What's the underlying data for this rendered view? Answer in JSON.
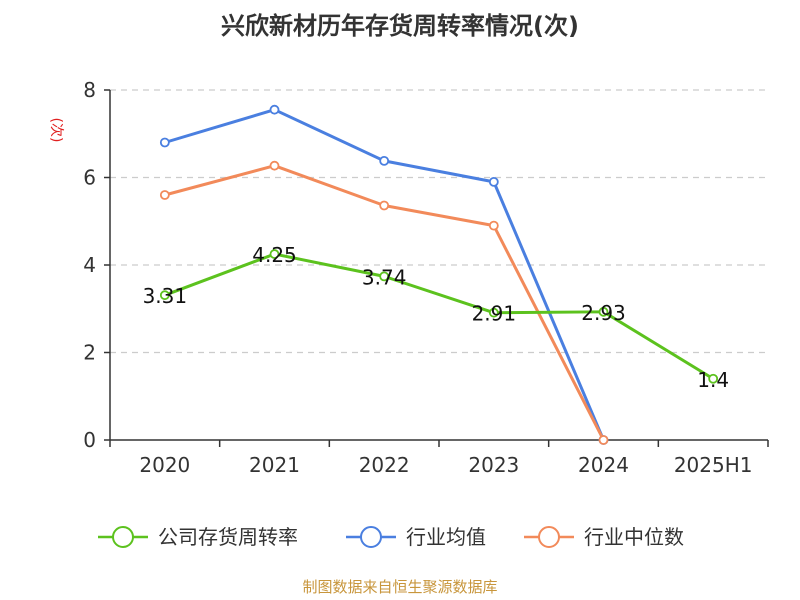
{
  "chart_data": {
    "type": "line",
    "title": "兴欣新材历年存货周转率情况(次)",
    "ylabel": "(次)",
    "categories": [
      "2020",
      "2021",
      "2022",
      "2023",
      "2024",
      "2025H1"
    ],
    "ylim": [
      0,
      8
    ],
    "yticks": [
      "0",
      "2",
      "4",
      "6",
      "8"
    ],
    "grid": true,
    "legend_position": "bottom",
    "series": [
      {
        "name": "公司存货周转率",
        "color": "#5cc21e",
        "values": [
          3.31,
          4.25,
          3.74,
          2.91,
          2.93,
          1.4
        ],
        "labels": [
          "3.31",
          "4.25",
          "3.74",
          "2.91",
          "2.93",
          "1.4"
        ]
      },
      {
        "name": "行业均值",
        "color": "#4a7fe0",
        "values": [
          6.8,
          7.55,
          6.38,
          5.9,
          0,
          null
        ]
      },
      {
        "name": "行业中位数",
        "color": "#f28a5a",
        "values": [
          5.6,
          6.27,
          5.36,
          4.9,
          0,
          null
        ]
      }
    ],
    "source": "制图数据来自恒生聚源数据库"
  }
}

→ WORK TO COMPLETE:
Every entry must be reproduced exactly, with the images left out.

→ SOLUTION:
What's the underlying data for this rendered view? Answer in JSON.
{
  "chart_data": {
    "type": "line",
    "title": "兴欣新材历年存货周转率情况(次)",
    "ylabel": "(次)",
    "categories": [
      "2020",
      "2021",
      "2022",
      "2023",
      "2024",
      "2025H1"
    ],
    "ylim": [
      0,
      8
    ],
    "yticks": [
      "0",
      "2",
      "4",
      "6",
      "8"
    ],
    "grid": true,
    "legend_position": "bottom",
    "series": [
      {
        "name": "公司存货周转率",
        "color": "#5cc21e",
        "values": [
          3.31,
          4.25,
          3.74,
          2.91,
          2.93,
          1.4
        ],
        "labels": [
          "3.31",
          "4.25",
          "3.74",
          "2.91",
          "2.93",
          "1.4"
        ]
      },
      {
        "name": "行业均值",
        "color": "#4a7fe0",
        "values": [
          6.8,
          7.55,
          6.38,
          5.9,
          0,
          null
        ]
      },
      {
        "name": "行业中位数",
        "color": "#f28a5a",
        "values": [
          5.6,
          6.27,
          5.36,
          4.9,
          0,
          null
        ]
      }
    ],
    "source": "制图数据来自恒生聚源数据库"
  }
}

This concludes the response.